Every entry here needs to be repeated exactly.

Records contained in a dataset
-- Start --
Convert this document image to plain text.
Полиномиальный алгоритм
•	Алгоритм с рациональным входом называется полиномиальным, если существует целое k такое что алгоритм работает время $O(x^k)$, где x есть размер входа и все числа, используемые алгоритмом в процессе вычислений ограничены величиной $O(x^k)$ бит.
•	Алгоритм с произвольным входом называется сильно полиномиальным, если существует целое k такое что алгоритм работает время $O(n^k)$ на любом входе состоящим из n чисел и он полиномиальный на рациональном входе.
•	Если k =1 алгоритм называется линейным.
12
-- End --
**EXERCISE ANSWER:**
Convert this document image to plain text.
Полиномиальный алгоритм
•	Алгоритм с рациональным входом называется полиномиальным, если существует целое k такое что алгоритм работает время $O(x^k)$, где x есть размер входа и все числа, используемые алгоритмом в процессе вычислений ограничены величиной $O(x^k)$ бит.
•	Алгоритм с произвольным входом называется сильно полиномиальным, если существует целое k такое что алгоритм работает время $O(n^k)$ на любом входе состоящим из n чисел и он полиномиальный на рациональном входе.
•	Если k =1 алгоритм называется линейным.
12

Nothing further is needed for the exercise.